=== EXERCISE REQUIREMENTS ===
From the line that includes "Serialize everything readable" to the last line of the records that follow, copy every line exactly and nothing more, omitting pictures.
━━━━━━━━━━━━━━━━━━━━
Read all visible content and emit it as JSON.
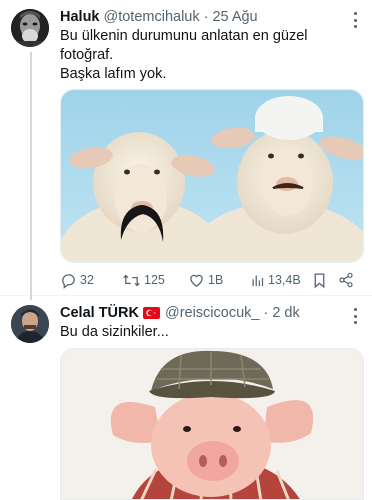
{
  "tweets": [
    {
      "author_name": "Haluk",
      "handle": "@totemcihaluk",
      "time": "25 Ağu",
      "text_lines": [
        "Bu ülkenin durumunu anlatan en güzel",
        "fotoğraf.",
        "Başka lafım yok."
      ],
      "media_icon": "photo-two-sheep",
      "stats": {
        "replies": "32",
        "retweets": "125",
        "likes": "1B",
        "views": "13,4B"
      }
    },
    {
      "author_name": "Celal TÜRK",
      "flag_icon": "turkey-flag-icon",
      "handle": "@reiscicocuk_",
      "time": "2 dk",
      "text_lines": [
        "Bu da sizinkiler..."
      ],
      "media_icon": "photo-pig-with-cap"
    }
  ],
  "separator": "·",
  "colors": {
    "text": "#0f1419",
    "secondary": "#536471",
    "divider": "#eff3f4",
    "flag": "#e30a17"
  }
}
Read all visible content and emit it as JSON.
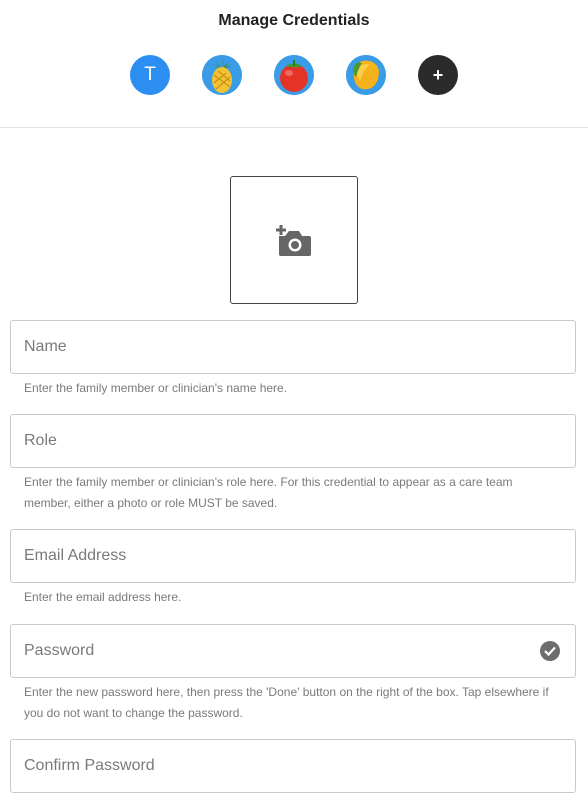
{
  "header": {
    "title": "Manage Credentials",
    "avatars": [
      {
        "type": "letter",
        "label": "T",
        "color": "#2b8ef0"
      },
      {
        "type": "image",
        "icon": "pineapple-icon"
      },
      {
        "type": "image",
        "icon": "tomato-icon"
      },
      {
        "type": "image",
        "icon": "mango-icon"
      },
      {
        "type": "add",
        "label": "+",
        "color": "#2b2b2b"
      }
    ]
  },
  "photo": {
    "icon": "add-photo-camera-icon"
  },
  "form": {
    "name": {
      "placeholder": "Name",
      "value": "",
      "help": "Enter the family member or clinician's name here."
    },
    "role": {
      "placeholder": "Role",
      "value": "",
      "help": "Enter the family member or clinician's role here. For this credential to appear as a care team member, either a photo or role MUST be saved."
    },
    "email": {
      "placeholder": "Email Address",
      "value": "",
      "help": "Enter the email address here."
    },
    "password": {
      "placeholder": "Password",
      "value": "",
      "help": "Enter the new password here, then press the 'Done' button on the right of the box. Tap elsewhere if you do not want to change the password.",
      "done_icon": "check-circle-icon"
    },
    "confirm_password": {
      "placeholder": "Confirm Password",
      "value": ""
    }
  },
  "colors": {
    "accent": "#2b8ef0",
    "help_text": "#7a7a7a",
    "border": "#c9c9c9"
  }
}
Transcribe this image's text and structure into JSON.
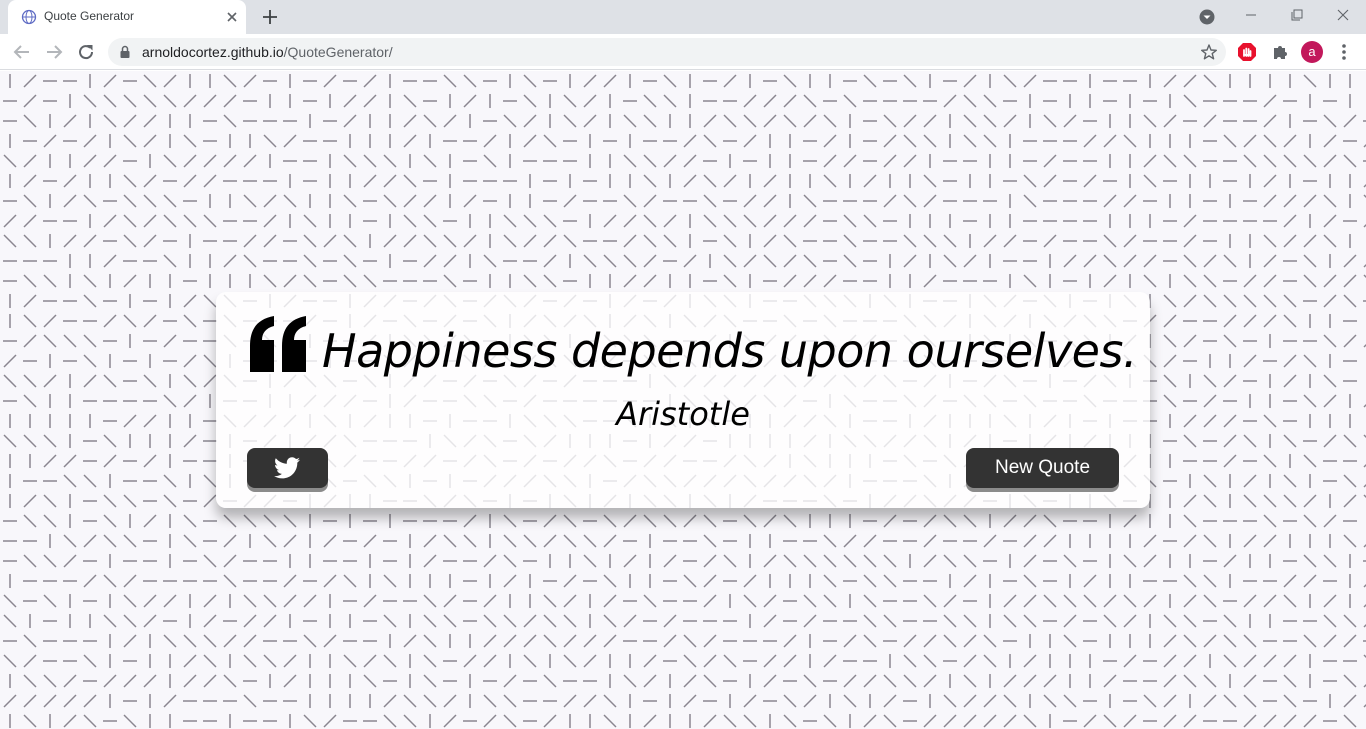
{
  "browser": {
    "tab_title": "Quote Generator",
    "url_host": "arnoldocortez.github.io",
    "url_path": "/QuoteGenerator/",
    "profile_initial": "a",
    "icons": [
      "globe-icon",
      "close-icon",
      "plus-icon",
      "tab-search-icon",
      "minimize-icon",
      "maximize-icon",
      "window-close-icon",
      "back-icon",
      "forward-icon",
      "reload-icon",
      "lock-icon",
      "star-icon",
      "adblock-icon",
      "puzzle-icon",
      "more-icon"
    ]
  },
  "quote": {
    "text": "Happiness depends upon ourselves.",
    "author": "Aristotle"
  },
  "buttons": {
    "twitter_icon": "twitter-icon",
    "new_quote_label": "New Quote"
  },
  "colors": {
    "button_bg": "#333333",
    "avatar": "#c2185b",
    "adblock": "#e8112d",
    "pattern_stroke": "#8a8690",
    "page_bg": "#f8f7fb"
  }
}
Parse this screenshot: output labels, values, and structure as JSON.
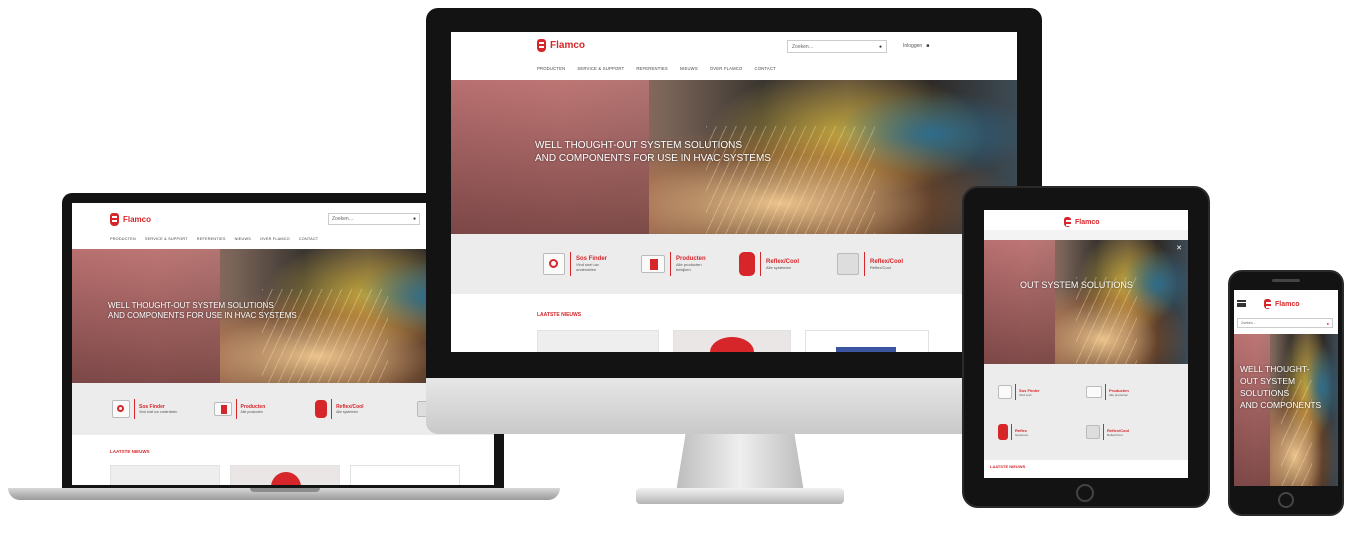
{
  "brand": {
    "name": "Flamco",
    "accent": "#d6262a"
  },
  "monitor": {
    "search_placeholder": "Zoeken…",
    "login": "Inloggen",
    "nav": [
      "PRODUCTEN",
      "SERVICE & SUPPORT",
      "REFERENTIES",
      "NIEUWS",
      "OVER FLAMCO",
      "CONTACT"
    ],
    "hero_line1": "WELL THOUGHT-OUT SYSTEM SOLUTIONS",
    "hero_line2": "AND COMPONENTS FOR USE IN HVAC SYSTEMS",
    "features": [
      {
        "title": "Sos Finder",
        "sub": "Vind snel uw onderdelen",
        "icon": "magnifier-icon"
      },
      {
        "title": "Producten",
        "sub": "Alle producten bekijken",
        "icon": "document-icon"
      },
      {
        "title": "Reflex/Cool",
        "sub": "Alle systemen",
        "icon": "vessel-icon"
      },
      {
        "title": "Reflex/Cool",
        "sub": "Reflex/Cool",
        "icon": "building-icon"
      }
    ],
    "cards_heading": "LAATSTE NIEUWS"
  },
  "laptop": {
    "search_placeholder": "Zoeken…",
    "nav": [
      "PRODUCTEN",
      "SERVICE & SUPPORT",
      "REFERENTIES",
      "NIEUWS",
      "OVER FLAMCO",
      "CONTACT"
    ],
    "hero_line1": "WELL THOUGHT-OUT SYSTEM SOLUTIONS",
    "hero_line2": "AND COMPONENTS FOR USE IN HVAC SYSTEMS",
    "features": [
      {
        "title": "Sos Finder",
        "sub": "Vind snel uw onderdelen"
      },
      {
        "title": "Producten",
        "sub": "Alle producten"
      },
      {
        "title": "Reflex/Cool",
        "sub": "Alle systemen"
      }
    ],
    "cards_heading": "LAATSTE NIEUWS"
  },
  "tablet": {
    "hero_line": "OUT SYSTEM SOLUTIONS",
    "features": [
      {
        "title": "Sos Finder",
        "sub": "Vind snel"
      },
      {
        "title": "Producten",
        "sub": "Alle producten"
      },
      {
        "title": "Reflex",
        "sub": "Systemen"
      },
      {
        "title": "Reflex/Cool",
        "sub": "Reflex/Cool"
      }
    ],
    "cards_heading": "LAATSTE NIEUWS"
  },
  "phone": {
    "search_placeholder": "Zoeken…",
    "hero_lines": [
      "WELL THOUGHT-",
      "OUT SYSTEM",
      "SOLUTIONS",
      "AND COMPONENTS"
    ]
  }
}
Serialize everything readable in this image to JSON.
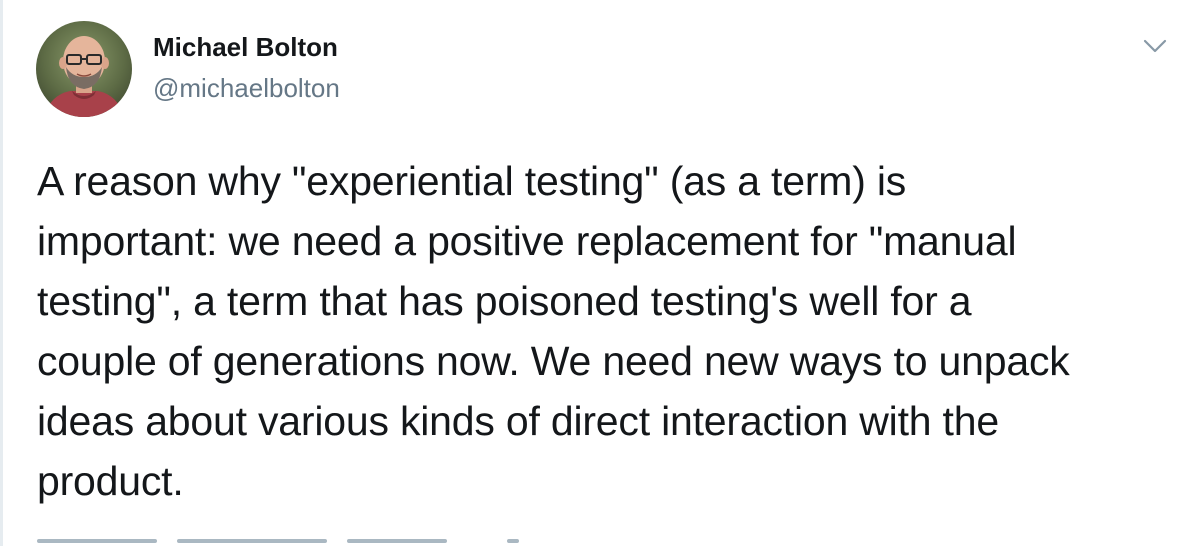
{
  "author": {
    "display_name": "Michael Bolton",
    "handle": "@michaelbolton",
    "avatar_icon": "profile-photo"
  },
  "menu": {
    "icon": "chevron-down-icon"
  },
  "tweet": {
    "text": "A reason why \"experiential testing\" (as a term) is\nimportant: we need a positive replacement for \"manual\ntesting\", a term that has poisoned testing's well for a\ncouple of generations now. We need new ways to unpack\nideas about various kinds of direct interaction with the\nproduct."
  },
  "colors": {
    "text_primary": "#14171a",
    "text_secondary": "#657786",
    "chevron": "#8899a6"
  }
}
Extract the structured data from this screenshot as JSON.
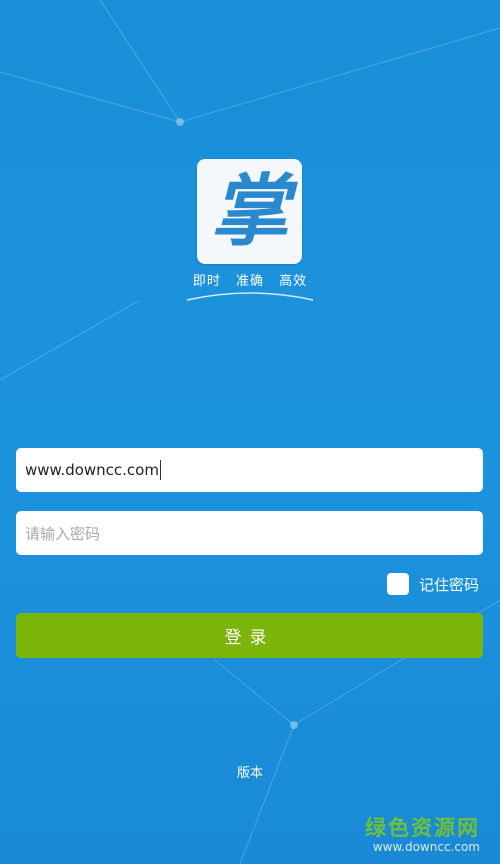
{
  "logo": {
    "glyph": "掌"
  },
  "tagline": [
    "即时",
    "准确",
    "高效"
  ],
  "username": {
    "value": "www.downcc.com"
  },
  "password": {
    "placeholder": "请输入密码"
  },
  "remember": {
    "label": "记住密码",
    "checked": false
  },
  "login": {
    "label": "登录"
  },
  "footer": {
    "version": "版本"
  },
  "watermark": {
    "title": "绿色资源网",
    "url": "www.downcc.com"
  },
  "colors": {
    "background": "#1a8fd8",
    "button": "#7cb50a",
    "logo_blue": "#2a88cf",
    "watermark_green": "#6dbf3e"
  }
}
━━━━━━━━━━━━━━━━━━━━
=== CORRECT ANSWER ===
Serialize everything readable in this image to JSON.
{
  "author": {
    "display_name": "Michael Bolton",
    "handle": "@michaelbolton",
    "avatar_icon": "profile-photo"
  },
  "menu": {
    "icon": "chevron-down-icon"
  },
  "tweet": {
    "text": "A reason why \"experiential testing\" (as a term) is\nimportant: we need a positive replacement for \"manual\ntesting\", a term that has poisoned testing's well for a\ncouple of generations now. We need new ways to unpack\nideas about various kinds of direct interaction with the\nproduct."
  },
  "colors": {
    "text_primary": "#14171a",
    "text_secondary": "#657786",
    "chevron": "#8899a6"
  }
}
Extract the structured data from this screenshot as JSON.
{
  "logo": {
    "glyph": "掌"
  },
  "tagline": [
    "即时",
    "准确",
    "高效"
  ],
  "username": {
    "value": "www.downcc.com"
  },
  "password": {
    "placeholder": "请输入密码"
  },
  "remember": {
    "label": "记住密码",
    "checked": false
  },
  "login": {
    "label": "登录"
  },
  "footer": {
    "version": "版本"
  },
  "watermark": {
    "title": "绿色资源网",
    "url": "www.downcc.com"
  },
  "colors": {
    "background": "#1a8fd8",
    "button": "#7cb50a",
    "logo_blue": "#2a88cf",
    "watermark_green": "#6dbf3e"
  }
}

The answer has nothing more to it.